**** Given records ****
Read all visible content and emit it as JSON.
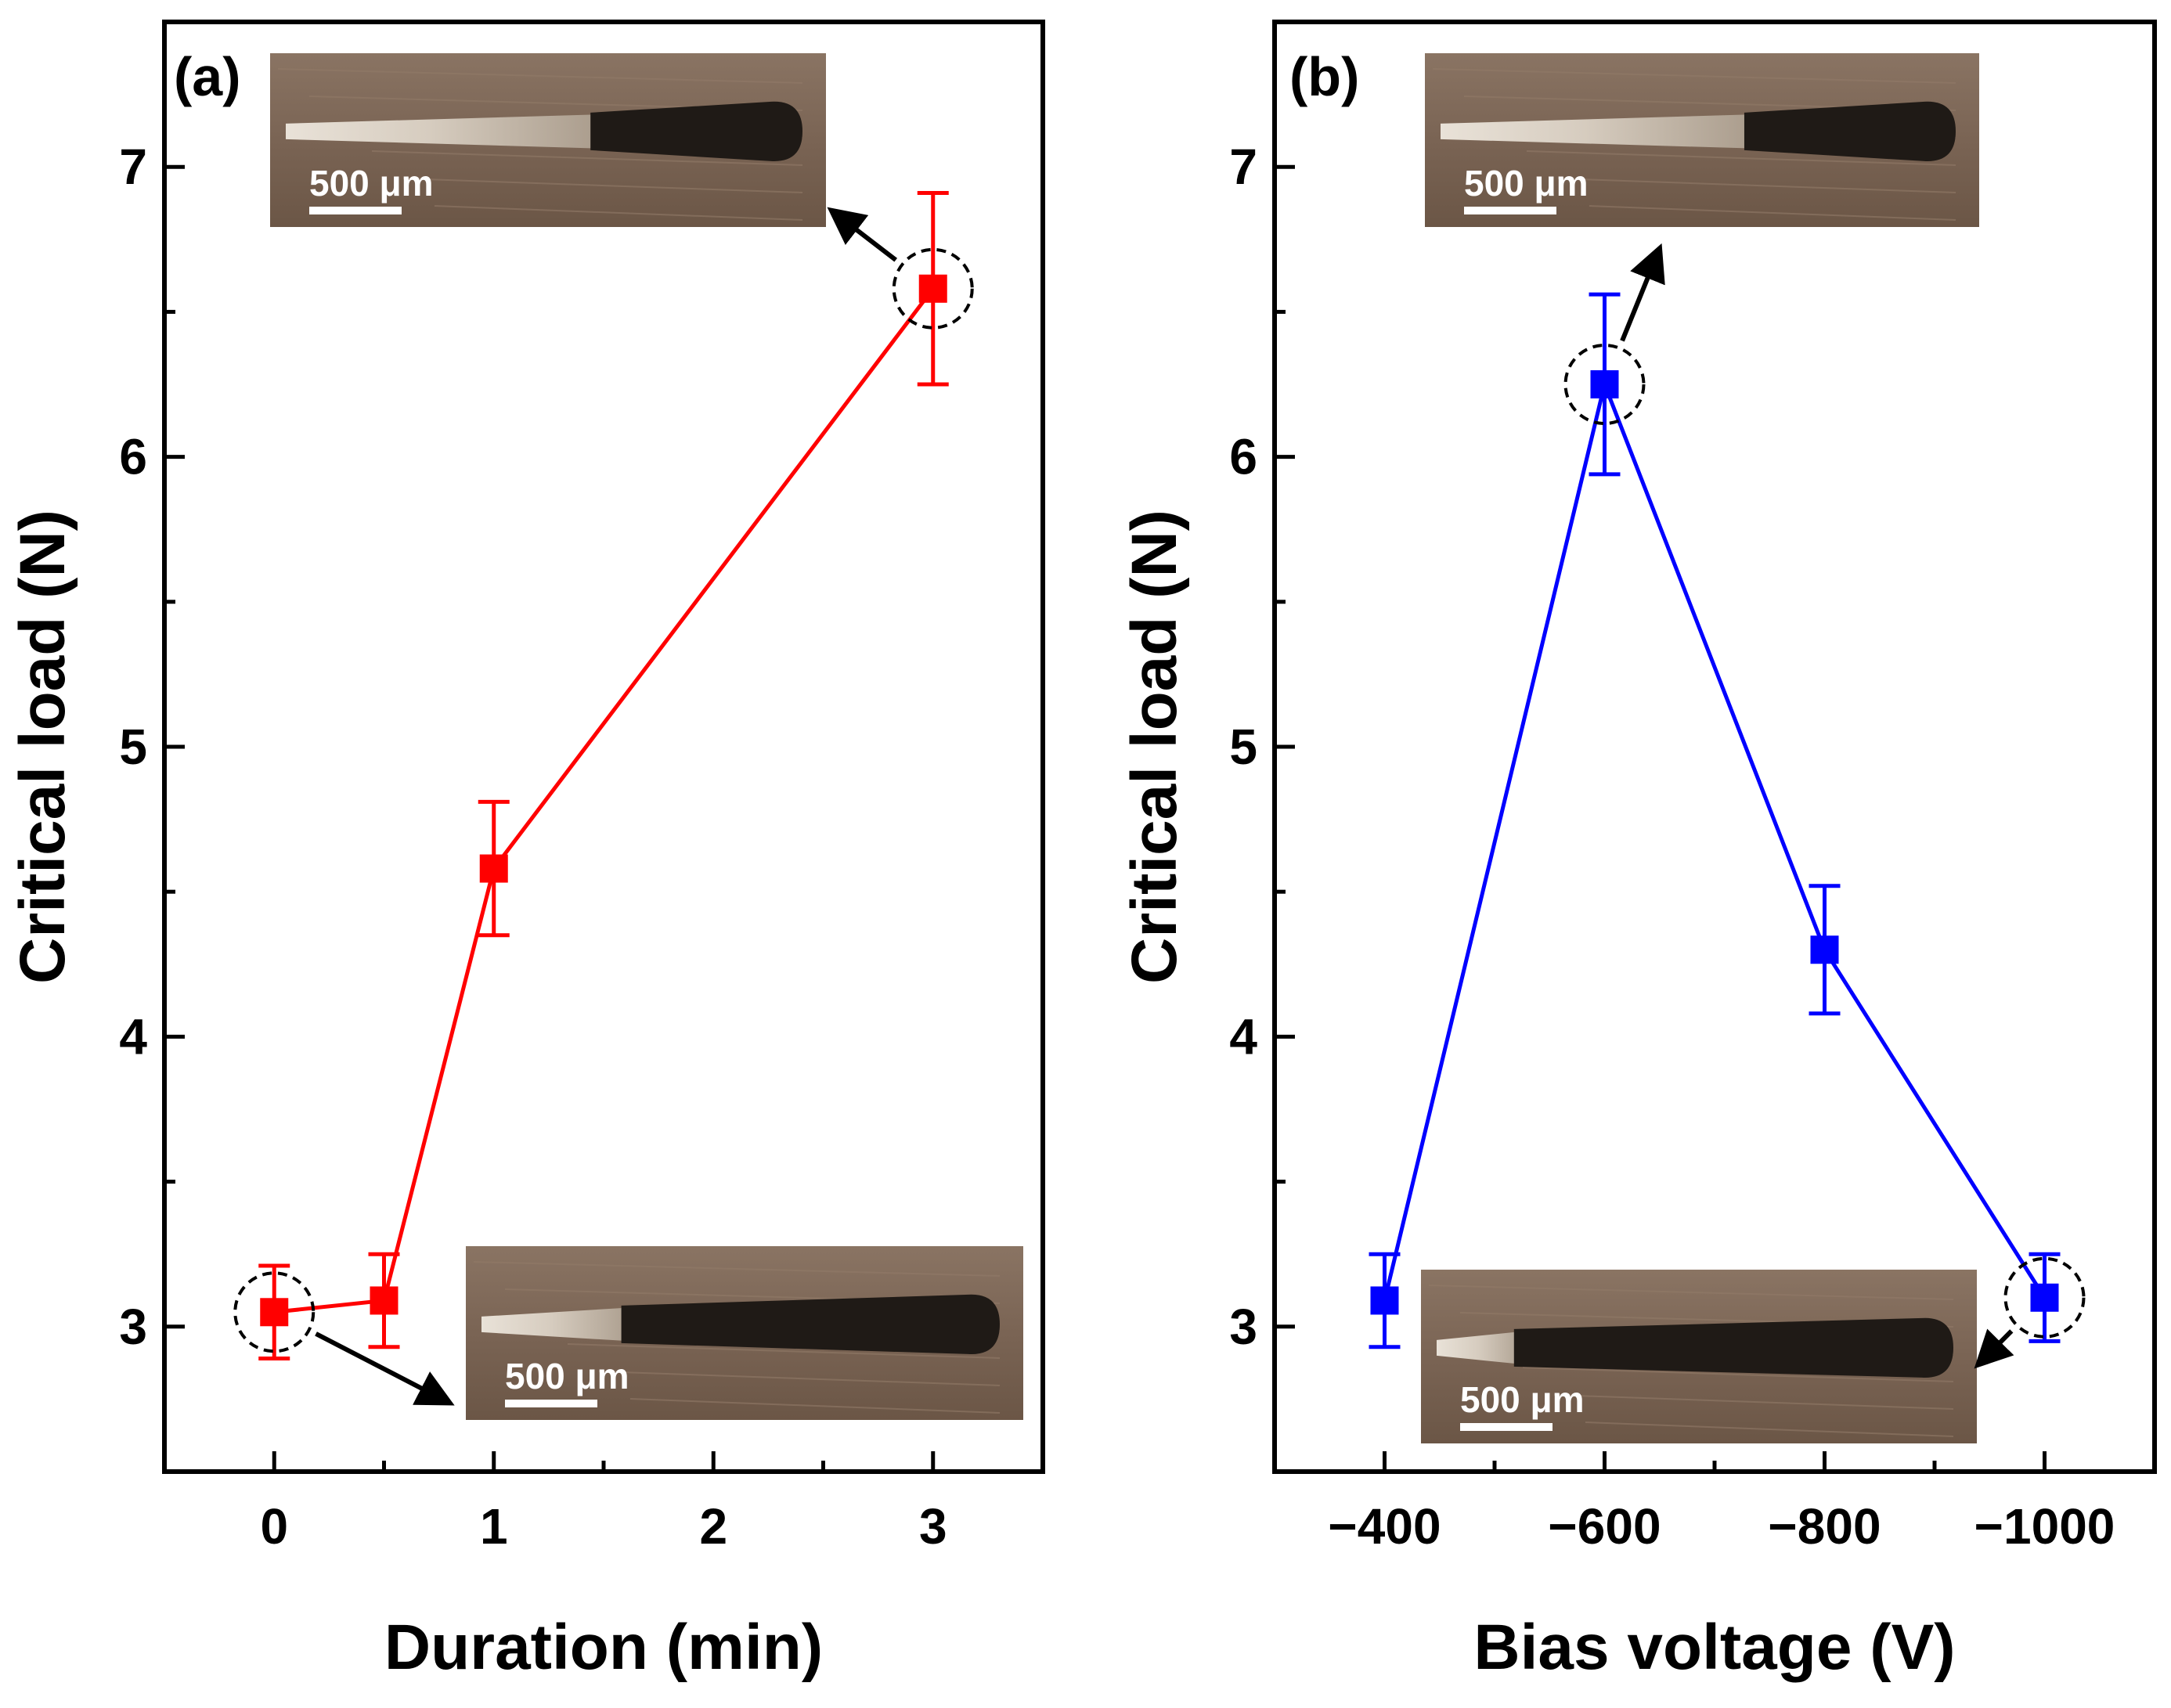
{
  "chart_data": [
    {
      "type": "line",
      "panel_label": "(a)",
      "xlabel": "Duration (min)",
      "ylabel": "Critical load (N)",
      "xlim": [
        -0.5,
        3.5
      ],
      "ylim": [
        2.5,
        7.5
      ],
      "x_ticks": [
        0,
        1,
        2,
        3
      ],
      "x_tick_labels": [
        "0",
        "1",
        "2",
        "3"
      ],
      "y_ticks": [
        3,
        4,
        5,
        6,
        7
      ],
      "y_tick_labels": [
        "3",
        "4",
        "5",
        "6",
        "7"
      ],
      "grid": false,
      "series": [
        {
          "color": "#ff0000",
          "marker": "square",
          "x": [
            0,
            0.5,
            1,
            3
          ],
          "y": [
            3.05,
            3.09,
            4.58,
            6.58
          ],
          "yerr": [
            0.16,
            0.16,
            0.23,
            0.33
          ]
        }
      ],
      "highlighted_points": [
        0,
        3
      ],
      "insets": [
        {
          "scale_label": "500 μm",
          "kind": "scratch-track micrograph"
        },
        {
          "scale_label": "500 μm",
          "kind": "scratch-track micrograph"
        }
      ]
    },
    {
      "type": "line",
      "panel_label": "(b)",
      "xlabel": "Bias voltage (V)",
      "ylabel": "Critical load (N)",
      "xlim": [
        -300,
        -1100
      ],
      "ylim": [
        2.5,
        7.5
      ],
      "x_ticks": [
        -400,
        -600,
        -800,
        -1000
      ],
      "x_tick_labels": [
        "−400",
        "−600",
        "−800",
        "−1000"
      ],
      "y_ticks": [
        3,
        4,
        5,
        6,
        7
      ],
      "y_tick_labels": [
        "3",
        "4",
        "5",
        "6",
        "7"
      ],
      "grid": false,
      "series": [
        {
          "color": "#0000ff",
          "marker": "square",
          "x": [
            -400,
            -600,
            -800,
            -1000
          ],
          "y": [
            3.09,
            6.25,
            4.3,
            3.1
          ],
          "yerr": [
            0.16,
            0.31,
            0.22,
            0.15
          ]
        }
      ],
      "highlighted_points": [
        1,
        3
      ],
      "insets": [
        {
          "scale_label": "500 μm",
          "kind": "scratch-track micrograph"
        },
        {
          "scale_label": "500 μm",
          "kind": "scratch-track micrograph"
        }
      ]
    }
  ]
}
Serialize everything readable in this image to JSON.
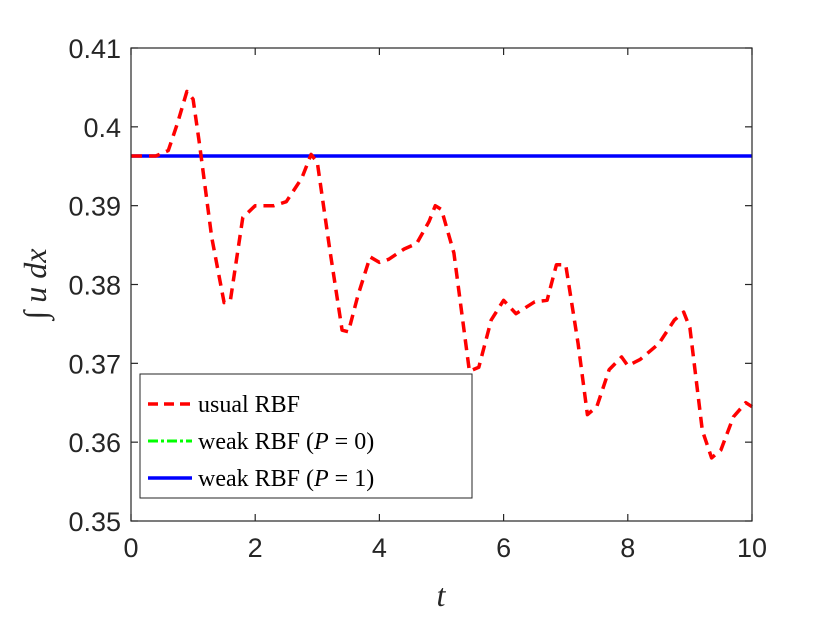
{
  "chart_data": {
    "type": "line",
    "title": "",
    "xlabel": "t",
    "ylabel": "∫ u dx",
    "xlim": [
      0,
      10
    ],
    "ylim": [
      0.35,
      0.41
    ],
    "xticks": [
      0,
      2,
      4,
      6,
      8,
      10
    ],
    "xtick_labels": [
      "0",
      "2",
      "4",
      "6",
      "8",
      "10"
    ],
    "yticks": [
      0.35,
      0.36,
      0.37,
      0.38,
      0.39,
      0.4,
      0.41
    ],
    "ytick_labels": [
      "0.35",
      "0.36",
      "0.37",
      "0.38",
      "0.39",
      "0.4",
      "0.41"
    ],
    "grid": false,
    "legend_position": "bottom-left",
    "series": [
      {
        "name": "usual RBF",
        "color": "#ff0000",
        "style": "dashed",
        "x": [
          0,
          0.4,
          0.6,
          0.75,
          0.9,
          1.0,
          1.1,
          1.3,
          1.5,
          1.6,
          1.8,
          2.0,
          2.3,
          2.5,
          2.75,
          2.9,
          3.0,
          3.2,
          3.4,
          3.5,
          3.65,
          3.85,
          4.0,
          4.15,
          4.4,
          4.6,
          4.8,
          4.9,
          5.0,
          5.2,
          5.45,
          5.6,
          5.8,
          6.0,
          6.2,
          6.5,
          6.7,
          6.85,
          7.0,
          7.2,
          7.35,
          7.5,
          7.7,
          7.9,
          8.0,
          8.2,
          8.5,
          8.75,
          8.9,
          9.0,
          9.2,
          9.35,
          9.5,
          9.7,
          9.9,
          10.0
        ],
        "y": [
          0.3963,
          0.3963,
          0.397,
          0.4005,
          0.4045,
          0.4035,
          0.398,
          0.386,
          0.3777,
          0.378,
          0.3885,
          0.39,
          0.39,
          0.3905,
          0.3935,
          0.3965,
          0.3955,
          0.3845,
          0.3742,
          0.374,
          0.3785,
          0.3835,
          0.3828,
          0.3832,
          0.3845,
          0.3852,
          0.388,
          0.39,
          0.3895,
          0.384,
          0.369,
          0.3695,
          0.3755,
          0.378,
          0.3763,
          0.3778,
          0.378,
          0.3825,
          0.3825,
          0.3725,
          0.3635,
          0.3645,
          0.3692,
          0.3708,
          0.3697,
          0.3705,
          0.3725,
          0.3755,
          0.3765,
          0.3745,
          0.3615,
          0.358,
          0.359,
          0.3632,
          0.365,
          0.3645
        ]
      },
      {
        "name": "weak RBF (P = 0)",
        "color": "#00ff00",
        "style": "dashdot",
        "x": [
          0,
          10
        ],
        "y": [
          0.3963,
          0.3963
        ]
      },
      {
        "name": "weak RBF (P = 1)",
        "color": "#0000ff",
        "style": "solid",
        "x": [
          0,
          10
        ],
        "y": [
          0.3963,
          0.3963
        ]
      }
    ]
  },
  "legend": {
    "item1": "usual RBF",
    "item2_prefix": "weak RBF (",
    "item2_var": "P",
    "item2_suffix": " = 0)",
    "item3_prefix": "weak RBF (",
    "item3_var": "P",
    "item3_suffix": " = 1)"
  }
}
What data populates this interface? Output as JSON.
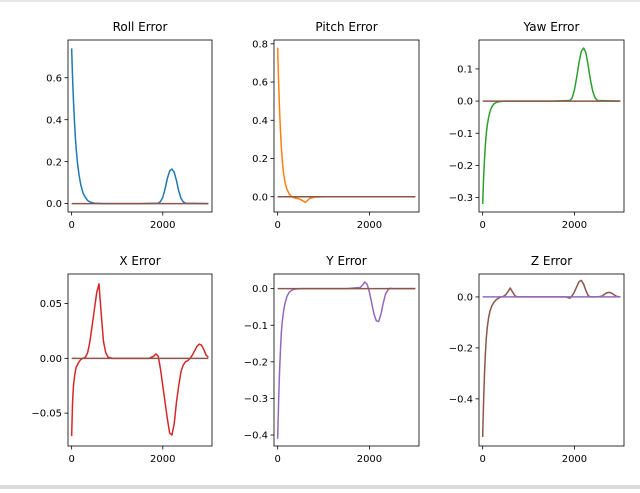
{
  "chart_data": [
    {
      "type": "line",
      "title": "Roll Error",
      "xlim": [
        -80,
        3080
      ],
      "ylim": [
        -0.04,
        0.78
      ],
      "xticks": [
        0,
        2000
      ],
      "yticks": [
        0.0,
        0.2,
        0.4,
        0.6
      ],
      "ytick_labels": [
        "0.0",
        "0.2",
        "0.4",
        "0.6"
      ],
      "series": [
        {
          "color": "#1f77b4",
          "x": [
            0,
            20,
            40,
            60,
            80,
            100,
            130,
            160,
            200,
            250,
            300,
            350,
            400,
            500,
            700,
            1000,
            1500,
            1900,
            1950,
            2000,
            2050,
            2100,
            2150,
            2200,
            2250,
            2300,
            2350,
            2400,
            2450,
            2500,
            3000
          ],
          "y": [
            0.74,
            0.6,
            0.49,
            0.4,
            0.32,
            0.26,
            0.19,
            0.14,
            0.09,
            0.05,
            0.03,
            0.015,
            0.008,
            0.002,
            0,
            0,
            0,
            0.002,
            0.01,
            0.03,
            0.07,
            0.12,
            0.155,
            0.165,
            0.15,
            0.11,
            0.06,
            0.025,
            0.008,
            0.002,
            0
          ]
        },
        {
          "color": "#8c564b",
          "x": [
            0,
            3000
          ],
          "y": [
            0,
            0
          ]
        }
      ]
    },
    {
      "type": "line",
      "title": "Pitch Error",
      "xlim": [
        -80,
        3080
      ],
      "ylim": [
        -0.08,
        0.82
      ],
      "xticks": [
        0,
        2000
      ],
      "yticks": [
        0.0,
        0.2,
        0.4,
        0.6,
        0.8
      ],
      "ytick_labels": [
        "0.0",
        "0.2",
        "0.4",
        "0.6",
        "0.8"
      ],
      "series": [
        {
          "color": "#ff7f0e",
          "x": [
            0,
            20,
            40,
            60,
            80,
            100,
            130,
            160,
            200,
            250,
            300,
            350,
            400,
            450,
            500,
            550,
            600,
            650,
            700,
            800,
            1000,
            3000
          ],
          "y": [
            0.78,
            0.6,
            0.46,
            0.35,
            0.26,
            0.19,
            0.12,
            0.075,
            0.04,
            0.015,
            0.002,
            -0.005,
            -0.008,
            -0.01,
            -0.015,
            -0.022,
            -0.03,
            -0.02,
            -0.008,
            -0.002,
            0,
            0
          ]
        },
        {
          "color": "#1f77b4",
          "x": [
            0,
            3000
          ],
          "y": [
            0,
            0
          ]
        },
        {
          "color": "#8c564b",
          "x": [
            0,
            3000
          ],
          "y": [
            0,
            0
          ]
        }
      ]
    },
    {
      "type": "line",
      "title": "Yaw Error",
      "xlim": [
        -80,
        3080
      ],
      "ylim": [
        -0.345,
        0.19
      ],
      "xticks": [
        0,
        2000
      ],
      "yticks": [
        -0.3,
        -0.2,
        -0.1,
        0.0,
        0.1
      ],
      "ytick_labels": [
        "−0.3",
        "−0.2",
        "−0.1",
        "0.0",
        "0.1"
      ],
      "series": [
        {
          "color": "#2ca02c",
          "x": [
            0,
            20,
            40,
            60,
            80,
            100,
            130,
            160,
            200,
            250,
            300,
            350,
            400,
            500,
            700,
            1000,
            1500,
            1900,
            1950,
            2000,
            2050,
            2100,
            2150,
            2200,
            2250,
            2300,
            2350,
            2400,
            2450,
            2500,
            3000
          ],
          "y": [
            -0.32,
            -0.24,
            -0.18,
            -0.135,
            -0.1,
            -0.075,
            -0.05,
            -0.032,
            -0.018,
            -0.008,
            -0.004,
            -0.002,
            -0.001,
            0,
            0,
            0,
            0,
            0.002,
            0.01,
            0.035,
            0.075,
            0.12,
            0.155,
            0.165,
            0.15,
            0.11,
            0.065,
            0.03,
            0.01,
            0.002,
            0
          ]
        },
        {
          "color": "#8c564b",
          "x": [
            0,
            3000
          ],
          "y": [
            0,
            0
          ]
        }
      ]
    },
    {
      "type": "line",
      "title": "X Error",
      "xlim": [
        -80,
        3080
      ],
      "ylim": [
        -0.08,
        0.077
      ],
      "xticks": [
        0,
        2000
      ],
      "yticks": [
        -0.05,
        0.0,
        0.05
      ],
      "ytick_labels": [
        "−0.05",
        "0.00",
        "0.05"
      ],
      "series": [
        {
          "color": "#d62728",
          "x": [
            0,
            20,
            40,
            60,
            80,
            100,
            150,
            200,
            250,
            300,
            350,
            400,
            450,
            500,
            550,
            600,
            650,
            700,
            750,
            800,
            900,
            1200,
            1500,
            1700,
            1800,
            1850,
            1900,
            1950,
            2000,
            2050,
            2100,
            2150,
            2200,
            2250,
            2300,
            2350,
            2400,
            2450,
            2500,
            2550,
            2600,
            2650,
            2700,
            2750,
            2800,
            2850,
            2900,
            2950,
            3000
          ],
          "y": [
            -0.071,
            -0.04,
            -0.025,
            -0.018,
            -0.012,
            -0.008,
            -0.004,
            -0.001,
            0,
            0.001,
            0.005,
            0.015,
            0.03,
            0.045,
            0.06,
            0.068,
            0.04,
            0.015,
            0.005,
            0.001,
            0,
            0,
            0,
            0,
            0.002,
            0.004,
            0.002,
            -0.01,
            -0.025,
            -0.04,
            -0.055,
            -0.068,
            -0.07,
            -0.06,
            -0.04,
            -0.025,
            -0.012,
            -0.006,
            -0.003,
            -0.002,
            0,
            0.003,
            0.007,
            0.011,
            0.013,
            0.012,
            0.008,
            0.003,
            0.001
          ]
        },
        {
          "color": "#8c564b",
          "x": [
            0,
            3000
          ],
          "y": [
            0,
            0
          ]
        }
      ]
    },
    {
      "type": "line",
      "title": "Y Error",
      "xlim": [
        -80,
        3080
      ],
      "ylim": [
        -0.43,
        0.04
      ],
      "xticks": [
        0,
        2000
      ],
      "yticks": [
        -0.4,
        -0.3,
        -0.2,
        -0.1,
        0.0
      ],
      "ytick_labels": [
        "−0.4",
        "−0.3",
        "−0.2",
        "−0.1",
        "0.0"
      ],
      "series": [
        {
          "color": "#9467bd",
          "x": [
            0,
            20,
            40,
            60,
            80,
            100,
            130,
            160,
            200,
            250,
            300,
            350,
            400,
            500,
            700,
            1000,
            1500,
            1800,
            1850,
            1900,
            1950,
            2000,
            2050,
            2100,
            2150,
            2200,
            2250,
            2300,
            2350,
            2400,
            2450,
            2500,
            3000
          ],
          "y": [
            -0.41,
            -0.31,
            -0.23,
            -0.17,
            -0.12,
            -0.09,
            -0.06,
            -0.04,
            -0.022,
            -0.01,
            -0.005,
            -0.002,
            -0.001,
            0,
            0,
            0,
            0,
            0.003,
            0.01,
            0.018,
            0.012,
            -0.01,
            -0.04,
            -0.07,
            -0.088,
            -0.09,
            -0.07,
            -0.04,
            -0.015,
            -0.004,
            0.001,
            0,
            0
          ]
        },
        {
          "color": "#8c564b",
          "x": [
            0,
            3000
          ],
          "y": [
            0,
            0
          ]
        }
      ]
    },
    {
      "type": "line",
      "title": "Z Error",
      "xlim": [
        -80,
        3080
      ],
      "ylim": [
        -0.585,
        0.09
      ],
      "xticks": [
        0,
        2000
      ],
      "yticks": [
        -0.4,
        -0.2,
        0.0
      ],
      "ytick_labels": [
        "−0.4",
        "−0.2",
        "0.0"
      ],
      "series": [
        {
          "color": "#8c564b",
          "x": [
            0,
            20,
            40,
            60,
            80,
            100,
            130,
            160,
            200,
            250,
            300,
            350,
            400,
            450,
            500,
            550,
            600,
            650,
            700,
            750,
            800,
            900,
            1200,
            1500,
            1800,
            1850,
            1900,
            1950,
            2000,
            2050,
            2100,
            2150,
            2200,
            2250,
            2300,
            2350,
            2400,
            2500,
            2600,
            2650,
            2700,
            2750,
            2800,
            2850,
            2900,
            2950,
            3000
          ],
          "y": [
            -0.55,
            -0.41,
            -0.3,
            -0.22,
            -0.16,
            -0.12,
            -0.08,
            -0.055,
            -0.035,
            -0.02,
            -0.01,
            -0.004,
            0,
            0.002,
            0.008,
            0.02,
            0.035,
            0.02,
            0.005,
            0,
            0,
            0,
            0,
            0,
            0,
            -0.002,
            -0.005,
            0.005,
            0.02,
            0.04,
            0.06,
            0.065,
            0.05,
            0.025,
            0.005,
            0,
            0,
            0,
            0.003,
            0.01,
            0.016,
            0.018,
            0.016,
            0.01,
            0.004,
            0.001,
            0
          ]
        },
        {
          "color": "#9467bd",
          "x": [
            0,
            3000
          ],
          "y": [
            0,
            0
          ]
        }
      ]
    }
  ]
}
****
> _Exercise goal_:
Lines that hold "Error" are the ones to copy; find all of them.

> _Reply to the exercise_:
      "title": "Roll Error",
      "title": "Pitch Error",
      "title": "Yaw Error",
      "title": "X Error",
      "title": "Y Error",
      "title": "Z Error",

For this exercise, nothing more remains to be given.